WORK TO COMPLETE: Each line that follows is to be retyped exactly.

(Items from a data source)
■ ■ ■
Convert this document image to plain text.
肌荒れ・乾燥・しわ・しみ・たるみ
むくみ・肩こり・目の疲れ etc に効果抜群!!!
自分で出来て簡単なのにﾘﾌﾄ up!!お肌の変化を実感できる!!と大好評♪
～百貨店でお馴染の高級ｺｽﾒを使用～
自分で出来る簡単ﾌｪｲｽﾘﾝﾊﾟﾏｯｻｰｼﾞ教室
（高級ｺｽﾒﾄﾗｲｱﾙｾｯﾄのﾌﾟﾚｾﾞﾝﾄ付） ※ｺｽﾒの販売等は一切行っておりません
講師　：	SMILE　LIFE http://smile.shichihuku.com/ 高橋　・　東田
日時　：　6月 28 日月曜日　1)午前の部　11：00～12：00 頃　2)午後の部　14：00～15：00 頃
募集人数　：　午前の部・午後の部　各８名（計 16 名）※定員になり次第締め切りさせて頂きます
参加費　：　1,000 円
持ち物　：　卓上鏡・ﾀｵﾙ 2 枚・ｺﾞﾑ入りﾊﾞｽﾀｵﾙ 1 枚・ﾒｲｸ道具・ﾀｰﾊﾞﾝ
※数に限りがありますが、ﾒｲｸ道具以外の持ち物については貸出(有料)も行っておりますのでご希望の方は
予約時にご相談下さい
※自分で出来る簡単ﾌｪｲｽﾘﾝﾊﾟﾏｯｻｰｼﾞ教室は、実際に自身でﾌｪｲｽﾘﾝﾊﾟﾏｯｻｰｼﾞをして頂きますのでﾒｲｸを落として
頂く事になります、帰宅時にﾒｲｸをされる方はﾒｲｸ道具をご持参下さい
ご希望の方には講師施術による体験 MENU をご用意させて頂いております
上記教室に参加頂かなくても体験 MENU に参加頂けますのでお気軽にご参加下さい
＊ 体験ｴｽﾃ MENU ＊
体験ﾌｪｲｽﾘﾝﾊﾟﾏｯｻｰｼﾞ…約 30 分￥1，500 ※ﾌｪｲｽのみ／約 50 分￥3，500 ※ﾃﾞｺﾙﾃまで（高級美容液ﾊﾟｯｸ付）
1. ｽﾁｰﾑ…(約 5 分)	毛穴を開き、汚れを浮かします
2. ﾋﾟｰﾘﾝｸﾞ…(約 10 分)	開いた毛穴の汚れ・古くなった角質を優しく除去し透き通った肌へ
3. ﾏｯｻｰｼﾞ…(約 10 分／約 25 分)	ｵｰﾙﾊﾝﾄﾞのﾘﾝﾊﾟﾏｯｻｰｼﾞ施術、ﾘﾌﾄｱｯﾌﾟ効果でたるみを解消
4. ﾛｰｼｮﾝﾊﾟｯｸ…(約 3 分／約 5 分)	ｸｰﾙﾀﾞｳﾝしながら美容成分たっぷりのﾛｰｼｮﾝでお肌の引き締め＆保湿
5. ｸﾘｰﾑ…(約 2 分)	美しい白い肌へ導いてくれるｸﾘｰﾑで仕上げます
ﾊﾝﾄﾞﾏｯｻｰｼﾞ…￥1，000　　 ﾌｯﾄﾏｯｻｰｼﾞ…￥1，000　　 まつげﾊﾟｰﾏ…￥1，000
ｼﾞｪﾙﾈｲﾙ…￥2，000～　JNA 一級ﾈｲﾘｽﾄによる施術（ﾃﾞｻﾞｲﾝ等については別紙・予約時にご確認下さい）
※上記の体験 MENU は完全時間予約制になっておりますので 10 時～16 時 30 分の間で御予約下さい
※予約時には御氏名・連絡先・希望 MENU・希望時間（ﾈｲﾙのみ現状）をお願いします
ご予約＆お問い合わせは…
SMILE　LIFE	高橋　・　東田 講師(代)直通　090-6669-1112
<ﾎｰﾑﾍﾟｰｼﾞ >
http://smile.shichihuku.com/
■ ■ ■
COMPLETE ANSWER:
Convert this document image to plain text.
肌荒れ・乾燥・しわ・しみ・たるみ
むくみ・肩こり・目の疲れ etc に効果抜群!!!
自分で出来て簡単なのにﾘﾌﾄ up!!お肌の変化を実感できる!!と大好評♪
～百貨店でお馴染の高級ｺｽﾒを使用～
自分で出来る簡単ﾌｪｲｽﾘﾝﾊﾟﾏｯｻｰｼﾞ教室
（高級ｺｽﾒﾄﾗｲｱﾙｾｯﾄのﾌﾟﾚｾﾞﾝﾄ付） ※ｺｽﾒの販売等は一切行っておりません
講師　：	SMILE　LIFE http://smile.shichihuku.com/ 高橋　・　東田
日時　：　6月 28 日月曜日　1)午前の部　11：00～12：00 頃　2)午後の部　14：00～15：00 頃
募集人数　：　午前の部・午後の部　各８名（計 16 名）※定員になり次第締め切りさせて頂きます
参加費　：　1,000 円
持ち物　：　卓上鏡・ﾀｵﾙ 2 枚・ｺﾞﾑ入りﾊﾞｽﾀｵﾙ 1 枚・ﾒｲｸ道具・ﾀｰﾊﾞﾝ
※数に限りがありますが、ﾒｲｸ道具以外の持ち物については貸出(有料)も行っておりますのでご希望の方は
予約時にご相談下さい
※自分で出来る簡単ﾌｪｲｽﾘﾝﾊﾟﾏｯｻｰｼﾞ教室は、実際に自身でﾌｪｲｽﾘﾝﾊﾟﾏｯｻｰｼﾞをして頂きますのでﾒｲｸを落として
頂く事になります、帰宅時にﾒｲｸをされる方はﾒｲｸ道具をご持参下さい
ご希望の方には講師施術による体験 MENU をご用意させて頂いております
上記教室に参加頂かなくても体験 MENU に参加頂けますのでお気軽にご参加下さい
＊ 体験ｴｽﾃ MENU ＊
体験ﾌｪｲｽﾘﾝﾊﾟﾏｯｻｰｼﾞ…約 30 分￥1，500 ※ﾌｪｲｽのみ／約 50 分￥3，500 ※ﾃﾞｺﾙﾃまで（高級美容液ﾊﾟｯｸ付）
1. ｽﾁｰﾑ…(約 5 分)	毛穴を開き、汚れを浮かします
2. ﾋﾟｰﾘﾝｸﾞ…(約 10 分)	開いた毛穴の汚れ・古くなった角質を優しく除去し透き通った肌へ
3. ﾏｯｻｰｼﾞ…(約 10 分／約 25 分)	ｵｰﾙﾊﾝﾄﾞのﾘﾝﾊﾟﾏｯｻｰｼﾞ施術、ﾘﾌﾄｱｯﾌﾟ効果でたるみを解消
4. ﾛｰｼｮﾝﾊﾟｯｸ…(約 3 分／約 5 分)	ｸｰﾙﾀﾞｳﾝしながら美容成分たっぷりのﾛｰｼｮﾝでお肌の引き締め＆保湿
5. ｸﾘｰﾑ…(約 2 分)	美しい白い肌へ導いてくれるｸﾘｰﾑで仕上げます
ﾊﾝﾄﾞﾏｯｻｰｼﾞ…￥1，000　　 ﾌｯﾄﾏｯｻｰｼﾞ…￥1，000　　 まつげﾊﾟｰﾏ…￥1，000
ｼﾞｪﾙﾈｲﾙ…￥2，000～　JNA 一級ﾈｲﾘｽﾄによる施術（ﾃﾞｻﾞｲﾝ等については別紙・予約時にご確認下さい）
※上記の体験 MENU は完全時間予約制になっておりますので 10 時～16 時 30 分の間で御予約下さい
※予約時には御氏名・連絡先・希望 MENU・希望時間（ﾈｲﾙのみ現状）をお願いします
ご予約＆お問い合わせは…
SMILE　LIFE	高橋　・　東田 講師(代)直通　090-6669-1112
<ﾎｰﾑﾍﾟｰｼﾞ >
http://smile.shichihuku.com/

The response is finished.